* YOUR INSTRUCTIONS:
Each line containing the word "image" needs to be copied.

— START GIVEN DATA —

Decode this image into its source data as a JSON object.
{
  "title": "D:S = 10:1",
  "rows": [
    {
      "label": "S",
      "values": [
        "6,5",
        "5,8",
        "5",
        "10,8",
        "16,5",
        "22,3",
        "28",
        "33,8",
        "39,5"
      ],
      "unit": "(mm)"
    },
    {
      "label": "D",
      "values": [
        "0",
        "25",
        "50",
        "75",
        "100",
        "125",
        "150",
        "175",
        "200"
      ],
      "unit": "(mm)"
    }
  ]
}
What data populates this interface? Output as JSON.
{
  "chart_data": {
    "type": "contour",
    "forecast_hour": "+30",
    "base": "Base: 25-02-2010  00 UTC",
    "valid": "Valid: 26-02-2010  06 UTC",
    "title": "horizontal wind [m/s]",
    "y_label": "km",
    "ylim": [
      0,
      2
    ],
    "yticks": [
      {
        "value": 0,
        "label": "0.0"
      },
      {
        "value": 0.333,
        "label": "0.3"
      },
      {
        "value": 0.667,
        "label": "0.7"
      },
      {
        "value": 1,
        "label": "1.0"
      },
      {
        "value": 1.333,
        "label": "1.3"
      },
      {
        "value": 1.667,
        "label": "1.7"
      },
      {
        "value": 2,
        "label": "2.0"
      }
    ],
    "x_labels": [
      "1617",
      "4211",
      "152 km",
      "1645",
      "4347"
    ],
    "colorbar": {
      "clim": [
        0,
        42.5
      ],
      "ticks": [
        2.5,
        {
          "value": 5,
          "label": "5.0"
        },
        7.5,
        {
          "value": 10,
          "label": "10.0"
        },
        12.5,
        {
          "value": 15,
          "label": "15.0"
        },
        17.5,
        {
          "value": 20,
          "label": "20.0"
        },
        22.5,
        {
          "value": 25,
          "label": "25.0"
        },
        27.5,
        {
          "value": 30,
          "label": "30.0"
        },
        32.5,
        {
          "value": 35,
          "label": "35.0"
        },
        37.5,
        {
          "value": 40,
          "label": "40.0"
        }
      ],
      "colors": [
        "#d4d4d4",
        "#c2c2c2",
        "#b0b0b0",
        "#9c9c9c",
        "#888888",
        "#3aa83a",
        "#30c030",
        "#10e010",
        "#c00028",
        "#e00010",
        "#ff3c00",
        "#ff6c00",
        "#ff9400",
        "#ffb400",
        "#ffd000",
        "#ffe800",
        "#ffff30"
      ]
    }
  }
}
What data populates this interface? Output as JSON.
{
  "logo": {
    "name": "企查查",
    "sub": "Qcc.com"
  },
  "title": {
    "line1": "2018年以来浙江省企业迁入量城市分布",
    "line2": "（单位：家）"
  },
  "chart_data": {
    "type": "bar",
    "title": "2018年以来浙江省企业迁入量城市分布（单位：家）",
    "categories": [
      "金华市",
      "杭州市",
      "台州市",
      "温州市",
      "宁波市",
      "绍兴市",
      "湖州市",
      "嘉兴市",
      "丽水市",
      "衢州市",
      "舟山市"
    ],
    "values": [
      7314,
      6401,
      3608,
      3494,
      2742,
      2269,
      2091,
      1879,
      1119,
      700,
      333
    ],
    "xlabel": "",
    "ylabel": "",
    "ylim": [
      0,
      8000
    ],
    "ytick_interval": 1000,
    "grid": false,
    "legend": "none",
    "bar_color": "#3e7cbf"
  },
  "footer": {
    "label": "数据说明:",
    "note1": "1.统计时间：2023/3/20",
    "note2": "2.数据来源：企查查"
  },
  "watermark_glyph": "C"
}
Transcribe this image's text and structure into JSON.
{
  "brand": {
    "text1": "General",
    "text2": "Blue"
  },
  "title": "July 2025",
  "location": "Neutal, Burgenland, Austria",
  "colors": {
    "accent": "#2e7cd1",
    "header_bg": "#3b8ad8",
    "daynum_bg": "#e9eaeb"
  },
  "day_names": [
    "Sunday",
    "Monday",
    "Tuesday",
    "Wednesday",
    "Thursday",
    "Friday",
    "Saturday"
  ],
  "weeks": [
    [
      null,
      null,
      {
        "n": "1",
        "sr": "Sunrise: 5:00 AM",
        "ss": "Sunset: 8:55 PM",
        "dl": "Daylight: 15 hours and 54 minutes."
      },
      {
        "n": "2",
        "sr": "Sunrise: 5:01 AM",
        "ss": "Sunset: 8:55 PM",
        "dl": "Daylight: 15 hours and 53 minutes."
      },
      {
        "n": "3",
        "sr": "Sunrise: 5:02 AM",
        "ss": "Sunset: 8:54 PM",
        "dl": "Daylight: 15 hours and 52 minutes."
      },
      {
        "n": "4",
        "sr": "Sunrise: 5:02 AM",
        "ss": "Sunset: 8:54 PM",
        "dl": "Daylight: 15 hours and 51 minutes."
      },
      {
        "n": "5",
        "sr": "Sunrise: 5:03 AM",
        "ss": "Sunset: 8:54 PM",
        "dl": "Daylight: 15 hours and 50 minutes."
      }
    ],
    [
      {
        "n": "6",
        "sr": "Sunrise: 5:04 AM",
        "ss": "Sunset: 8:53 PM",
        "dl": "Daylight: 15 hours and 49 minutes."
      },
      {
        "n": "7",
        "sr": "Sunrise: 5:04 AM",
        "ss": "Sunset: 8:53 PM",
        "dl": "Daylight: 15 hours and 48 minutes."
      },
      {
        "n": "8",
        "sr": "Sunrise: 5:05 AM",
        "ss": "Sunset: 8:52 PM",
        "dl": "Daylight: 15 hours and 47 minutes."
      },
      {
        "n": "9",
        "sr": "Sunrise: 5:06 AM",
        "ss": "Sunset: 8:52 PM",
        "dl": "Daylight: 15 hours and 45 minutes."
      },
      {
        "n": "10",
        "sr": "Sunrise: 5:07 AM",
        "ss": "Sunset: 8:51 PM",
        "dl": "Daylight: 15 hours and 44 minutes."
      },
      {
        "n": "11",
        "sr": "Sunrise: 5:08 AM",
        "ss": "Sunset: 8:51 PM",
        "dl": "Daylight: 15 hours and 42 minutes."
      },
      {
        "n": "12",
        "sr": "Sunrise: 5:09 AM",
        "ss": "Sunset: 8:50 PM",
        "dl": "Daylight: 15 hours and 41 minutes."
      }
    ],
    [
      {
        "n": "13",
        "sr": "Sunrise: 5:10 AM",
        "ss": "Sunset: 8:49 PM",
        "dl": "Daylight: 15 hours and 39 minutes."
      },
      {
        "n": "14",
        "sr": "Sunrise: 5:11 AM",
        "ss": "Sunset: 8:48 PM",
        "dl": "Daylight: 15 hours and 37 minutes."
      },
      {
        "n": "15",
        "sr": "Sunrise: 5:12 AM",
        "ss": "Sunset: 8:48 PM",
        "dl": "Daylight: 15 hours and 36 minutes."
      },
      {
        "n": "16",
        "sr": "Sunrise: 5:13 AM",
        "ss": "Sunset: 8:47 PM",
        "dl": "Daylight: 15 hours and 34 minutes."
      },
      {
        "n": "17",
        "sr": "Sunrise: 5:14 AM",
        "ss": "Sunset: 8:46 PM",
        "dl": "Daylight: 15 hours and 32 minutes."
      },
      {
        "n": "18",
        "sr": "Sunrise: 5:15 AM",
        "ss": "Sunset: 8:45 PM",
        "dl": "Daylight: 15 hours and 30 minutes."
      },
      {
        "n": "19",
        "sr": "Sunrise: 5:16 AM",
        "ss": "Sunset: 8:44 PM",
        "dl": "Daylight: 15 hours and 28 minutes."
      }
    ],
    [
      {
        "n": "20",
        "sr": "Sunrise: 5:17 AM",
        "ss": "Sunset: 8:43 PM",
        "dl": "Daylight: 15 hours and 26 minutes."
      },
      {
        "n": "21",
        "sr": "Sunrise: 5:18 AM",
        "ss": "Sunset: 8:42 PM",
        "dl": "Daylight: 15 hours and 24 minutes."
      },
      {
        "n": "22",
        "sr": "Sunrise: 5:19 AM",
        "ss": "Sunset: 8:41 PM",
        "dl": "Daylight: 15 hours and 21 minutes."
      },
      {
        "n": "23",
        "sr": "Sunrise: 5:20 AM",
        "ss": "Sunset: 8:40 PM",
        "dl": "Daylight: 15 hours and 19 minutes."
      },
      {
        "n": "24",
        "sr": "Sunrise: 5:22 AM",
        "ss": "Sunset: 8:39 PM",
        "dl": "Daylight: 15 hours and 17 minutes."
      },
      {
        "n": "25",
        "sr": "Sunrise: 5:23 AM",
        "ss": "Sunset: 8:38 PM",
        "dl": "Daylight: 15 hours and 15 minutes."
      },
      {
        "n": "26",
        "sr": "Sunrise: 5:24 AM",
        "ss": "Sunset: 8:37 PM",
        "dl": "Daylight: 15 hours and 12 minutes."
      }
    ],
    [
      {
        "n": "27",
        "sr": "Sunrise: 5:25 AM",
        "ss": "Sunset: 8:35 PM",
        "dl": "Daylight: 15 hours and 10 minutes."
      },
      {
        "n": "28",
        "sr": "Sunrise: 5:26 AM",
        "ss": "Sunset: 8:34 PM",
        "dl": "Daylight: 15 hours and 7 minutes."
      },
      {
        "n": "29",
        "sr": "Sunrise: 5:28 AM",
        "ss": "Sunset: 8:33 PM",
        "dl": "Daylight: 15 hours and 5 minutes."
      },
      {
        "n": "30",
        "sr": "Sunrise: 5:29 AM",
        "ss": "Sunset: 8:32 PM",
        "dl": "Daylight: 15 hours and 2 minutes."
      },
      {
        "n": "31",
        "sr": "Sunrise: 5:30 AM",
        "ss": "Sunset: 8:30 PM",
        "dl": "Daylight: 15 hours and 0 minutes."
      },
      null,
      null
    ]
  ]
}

— END GIVEN DATA —

* EXPECTED ANSWER:
Decode this image into its source data as a JSON object.
Transcribe this image's text and structure into JSON.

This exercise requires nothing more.